Lift every line from the entries that includes the word "Training".

- _Items from a figure collection_:
►

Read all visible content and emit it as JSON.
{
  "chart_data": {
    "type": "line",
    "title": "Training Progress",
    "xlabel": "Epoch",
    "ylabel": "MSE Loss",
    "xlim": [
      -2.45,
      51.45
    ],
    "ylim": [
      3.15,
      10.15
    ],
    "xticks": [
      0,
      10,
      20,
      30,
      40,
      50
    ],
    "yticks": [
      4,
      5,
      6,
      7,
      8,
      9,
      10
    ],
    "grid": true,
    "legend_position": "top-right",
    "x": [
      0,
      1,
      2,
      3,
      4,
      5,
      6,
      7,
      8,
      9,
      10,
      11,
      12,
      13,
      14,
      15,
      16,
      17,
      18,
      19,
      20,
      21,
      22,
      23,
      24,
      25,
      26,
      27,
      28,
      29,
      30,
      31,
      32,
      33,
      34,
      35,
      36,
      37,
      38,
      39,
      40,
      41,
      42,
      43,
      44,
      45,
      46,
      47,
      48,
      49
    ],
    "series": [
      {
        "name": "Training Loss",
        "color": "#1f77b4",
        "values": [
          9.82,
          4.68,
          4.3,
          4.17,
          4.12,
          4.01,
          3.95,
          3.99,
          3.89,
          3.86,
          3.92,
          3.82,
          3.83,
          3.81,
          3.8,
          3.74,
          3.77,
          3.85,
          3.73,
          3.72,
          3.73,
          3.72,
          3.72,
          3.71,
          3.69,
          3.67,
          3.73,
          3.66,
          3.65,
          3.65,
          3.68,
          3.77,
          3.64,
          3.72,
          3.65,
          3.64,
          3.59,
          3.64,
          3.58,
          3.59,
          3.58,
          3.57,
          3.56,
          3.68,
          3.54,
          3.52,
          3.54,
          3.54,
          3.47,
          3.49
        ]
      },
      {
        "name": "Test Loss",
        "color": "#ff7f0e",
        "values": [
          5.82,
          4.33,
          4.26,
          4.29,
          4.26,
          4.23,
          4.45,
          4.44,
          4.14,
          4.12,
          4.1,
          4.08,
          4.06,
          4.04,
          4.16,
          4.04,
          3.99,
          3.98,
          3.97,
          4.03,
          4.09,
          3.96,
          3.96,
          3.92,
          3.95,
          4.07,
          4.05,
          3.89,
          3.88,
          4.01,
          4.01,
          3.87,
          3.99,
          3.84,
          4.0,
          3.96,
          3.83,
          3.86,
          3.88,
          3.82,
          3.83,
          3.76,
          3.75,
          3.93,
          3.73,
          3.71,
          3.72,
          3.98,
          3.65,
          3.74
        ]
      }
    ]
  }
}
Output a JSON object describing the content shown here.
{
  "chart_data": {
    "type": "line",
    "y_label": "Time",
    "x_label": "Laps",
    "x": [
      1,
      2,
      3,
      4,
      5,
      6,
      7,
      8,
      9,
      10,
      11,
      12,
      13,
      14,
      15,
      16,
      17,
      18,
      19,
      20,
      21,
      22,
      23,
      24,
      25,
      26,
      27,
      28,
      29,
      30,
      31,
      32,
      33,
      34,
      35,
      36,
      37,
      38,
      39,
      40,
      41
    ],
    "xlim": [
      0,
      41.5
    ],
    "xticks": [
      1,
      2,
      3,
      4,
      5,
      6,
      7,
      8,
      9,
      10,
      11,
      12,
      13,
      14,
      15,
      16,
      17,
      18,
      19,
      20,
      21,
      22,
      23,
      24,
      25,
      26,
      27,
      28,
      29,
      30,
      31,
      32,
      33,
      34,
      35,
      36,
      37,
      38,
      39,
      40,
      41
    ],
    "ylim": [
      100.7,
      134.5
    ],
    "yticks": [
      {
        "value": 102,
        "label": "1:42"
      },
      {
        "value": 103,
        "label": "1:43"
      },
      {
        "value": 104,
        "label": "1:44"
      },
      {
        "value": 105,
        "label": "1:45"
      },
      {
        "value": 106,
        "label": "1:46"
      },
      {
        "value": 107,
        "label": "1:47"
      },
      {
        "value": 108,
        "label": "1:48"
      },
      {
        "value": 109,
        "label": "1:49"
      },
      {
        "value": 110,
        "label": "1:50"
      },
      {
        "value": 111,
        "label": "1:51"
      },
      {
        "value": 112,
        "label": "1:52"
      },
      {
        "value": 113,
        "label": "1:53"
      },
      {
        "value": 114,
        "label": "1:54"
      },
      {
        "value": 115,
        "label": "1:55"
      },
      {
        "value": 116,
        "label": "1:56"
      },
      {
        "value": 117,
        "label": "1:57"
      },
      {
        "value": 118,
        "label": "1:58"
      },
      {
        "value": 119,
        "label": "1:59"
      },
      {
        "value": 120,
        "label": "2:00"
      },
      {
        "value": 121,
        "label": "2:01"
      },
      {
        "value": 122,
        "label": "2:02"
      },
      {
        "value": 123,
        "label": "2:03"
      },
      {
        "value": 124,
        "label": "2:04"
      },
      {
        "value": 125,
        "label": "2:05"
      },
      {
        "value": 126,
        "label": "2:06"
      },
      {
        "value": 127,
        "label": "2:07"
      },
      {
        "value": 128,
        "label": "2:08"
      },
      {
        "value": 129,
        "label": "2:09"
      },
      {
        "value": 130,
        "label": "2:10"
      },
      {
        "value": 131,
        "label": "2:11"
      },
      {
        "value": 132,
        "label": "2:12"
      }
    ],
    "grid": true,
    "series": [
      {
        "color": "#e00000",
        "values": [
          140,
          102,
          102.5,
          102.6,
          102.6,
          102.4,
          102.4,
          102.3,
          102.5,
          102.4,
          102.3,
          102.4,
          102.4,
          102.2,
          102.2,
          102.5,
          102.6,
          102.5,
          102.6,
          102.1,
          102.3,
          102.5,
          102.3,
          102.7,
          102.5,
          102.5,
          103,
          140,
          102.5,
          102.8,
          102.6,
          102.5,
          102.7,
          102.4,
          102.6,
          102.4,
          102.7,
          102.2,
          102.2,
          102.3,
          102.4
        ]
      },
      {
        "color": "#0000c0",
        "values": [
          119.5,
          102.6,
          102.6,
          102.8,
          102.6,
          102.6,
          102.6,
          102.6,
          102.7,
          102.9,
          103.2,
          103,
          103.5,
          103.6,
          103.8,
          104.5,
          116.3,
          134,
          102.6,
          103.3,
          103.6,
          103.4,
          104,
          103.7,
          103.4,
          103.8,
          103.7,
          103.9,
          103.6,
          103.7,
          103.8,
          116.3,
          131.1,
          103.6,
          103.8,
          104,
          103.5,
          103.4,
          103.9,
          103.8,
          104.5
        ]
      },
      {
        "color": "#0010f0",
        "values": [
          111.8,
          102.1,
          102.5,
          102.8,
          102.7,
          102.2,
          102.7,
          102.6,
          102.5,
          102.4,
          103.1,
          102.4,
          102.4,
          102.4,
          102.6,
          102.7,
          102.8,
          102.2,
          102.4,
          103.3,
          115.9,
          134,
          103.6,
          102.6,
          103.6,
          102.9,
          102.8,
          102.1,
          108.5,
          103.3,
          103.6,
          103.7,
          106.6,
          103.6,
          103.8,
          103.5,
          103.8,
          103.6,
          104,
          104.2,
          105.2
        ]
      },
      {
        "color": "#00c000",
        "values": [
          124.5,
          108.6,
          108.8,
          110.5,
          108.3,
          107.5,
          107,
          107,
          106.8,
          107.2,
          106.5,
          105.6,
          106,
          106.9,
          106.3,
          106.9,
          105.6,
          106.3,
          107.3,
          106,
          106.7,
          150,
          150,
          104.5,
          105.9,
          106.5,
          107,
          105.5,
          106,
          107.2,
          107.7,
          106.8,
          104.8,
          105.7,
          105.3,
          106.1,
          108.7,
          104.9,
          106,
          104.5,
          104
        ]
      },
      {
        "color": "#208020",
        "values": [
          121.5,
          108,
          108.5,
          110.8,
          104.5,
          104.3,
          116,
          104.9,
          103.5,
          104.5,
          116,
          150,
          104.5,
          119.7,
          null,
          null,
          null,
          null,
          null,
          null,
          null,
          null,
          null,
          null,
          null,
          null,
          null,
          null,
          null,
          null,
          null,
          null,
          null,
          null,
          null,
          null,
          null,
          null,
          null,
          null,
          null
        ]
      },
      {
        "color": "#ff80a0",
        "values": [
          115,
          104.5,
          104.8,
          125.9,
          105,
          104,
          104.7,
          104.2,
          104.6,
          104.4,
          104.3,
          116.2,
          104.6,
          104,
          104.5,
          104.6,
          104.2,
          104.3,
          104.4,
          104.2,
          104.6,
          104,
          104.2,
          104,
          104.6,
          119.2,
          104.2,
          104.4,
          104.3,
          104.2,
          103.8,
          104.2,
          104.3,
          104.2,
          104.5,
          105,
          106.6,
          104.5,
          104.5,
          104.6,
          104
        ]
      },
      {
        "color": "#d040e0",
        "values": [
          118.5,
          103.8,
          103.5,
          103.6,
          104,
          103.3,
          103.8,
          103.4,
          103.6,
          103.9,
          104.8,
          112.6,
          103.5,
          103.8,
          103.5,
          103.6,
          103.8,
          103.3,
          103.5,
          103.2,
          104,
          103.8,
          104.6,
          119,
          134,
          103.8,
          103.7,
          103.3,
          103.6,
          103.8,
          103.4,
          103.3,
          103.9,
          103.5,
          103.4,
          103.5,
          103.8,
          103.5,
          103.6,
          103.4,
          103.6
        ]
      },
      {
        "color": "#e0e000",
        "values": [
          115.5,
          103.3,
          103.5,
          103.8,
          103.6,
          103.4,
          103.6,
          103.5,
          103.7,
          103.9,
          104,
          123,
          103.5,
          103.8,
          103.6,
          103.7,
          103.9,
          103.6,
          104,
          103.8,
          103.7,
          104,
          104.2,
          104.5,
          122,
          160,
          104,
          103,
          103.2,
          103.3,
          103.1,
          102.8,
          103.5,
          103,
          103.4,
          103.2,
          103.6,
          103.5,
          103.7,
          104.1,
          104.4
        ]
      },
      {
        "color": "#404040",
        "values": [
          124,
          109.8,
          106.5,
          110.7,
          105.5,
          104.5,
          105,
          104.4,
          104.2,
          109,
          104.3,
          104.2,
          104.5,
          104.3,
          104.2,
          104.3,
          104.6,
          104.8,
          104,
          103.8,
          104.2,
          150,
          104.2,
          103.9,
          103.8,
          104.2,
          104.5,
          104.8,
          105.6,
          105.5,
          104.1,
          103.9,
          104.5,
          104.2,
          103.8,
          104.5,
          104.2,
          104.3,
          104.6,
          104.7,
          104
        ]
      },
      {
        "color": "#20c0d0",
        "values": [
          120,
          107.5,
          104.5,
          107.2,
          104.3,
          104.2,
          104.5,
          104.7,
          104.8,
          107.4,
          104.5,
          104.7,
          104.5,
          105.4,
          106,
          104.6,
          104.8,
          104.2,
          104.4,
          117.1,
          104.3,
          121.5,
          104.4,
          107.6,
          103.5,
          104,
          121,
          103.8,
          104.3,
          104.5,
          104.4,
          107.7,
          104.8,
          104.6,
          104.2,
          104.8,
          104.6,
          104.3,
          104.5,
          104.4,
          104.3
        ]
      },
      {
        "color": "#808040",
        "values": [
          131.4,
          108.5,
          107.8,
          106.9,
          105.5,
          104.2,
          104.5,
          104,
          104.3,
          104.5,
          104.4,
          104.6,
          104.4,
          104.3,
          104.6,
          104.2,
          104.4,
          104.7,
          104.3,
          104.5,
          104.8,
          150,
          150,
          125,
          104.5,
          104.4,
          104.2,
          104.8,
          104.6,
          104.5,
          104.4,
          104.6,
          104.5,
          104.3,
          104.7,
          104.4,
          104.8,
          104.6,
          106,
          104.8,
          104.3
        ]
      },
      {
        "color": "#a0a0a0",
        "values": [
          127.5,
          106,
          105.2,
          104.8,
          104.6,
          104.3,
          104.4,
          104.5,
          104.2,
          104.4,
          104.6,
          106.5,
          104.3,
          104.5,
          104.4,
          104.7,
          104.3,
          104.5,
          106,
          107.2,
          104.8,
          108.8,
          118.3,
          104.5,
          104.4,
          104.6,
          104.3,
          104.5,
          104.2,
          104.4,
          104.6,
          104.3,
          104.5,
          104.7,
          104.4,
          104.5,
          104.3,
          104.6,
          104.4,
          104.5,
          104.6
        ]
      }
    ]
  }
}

◄

- _Written solution_:
    "title": "Training Progress",
        "name": "Training Loss",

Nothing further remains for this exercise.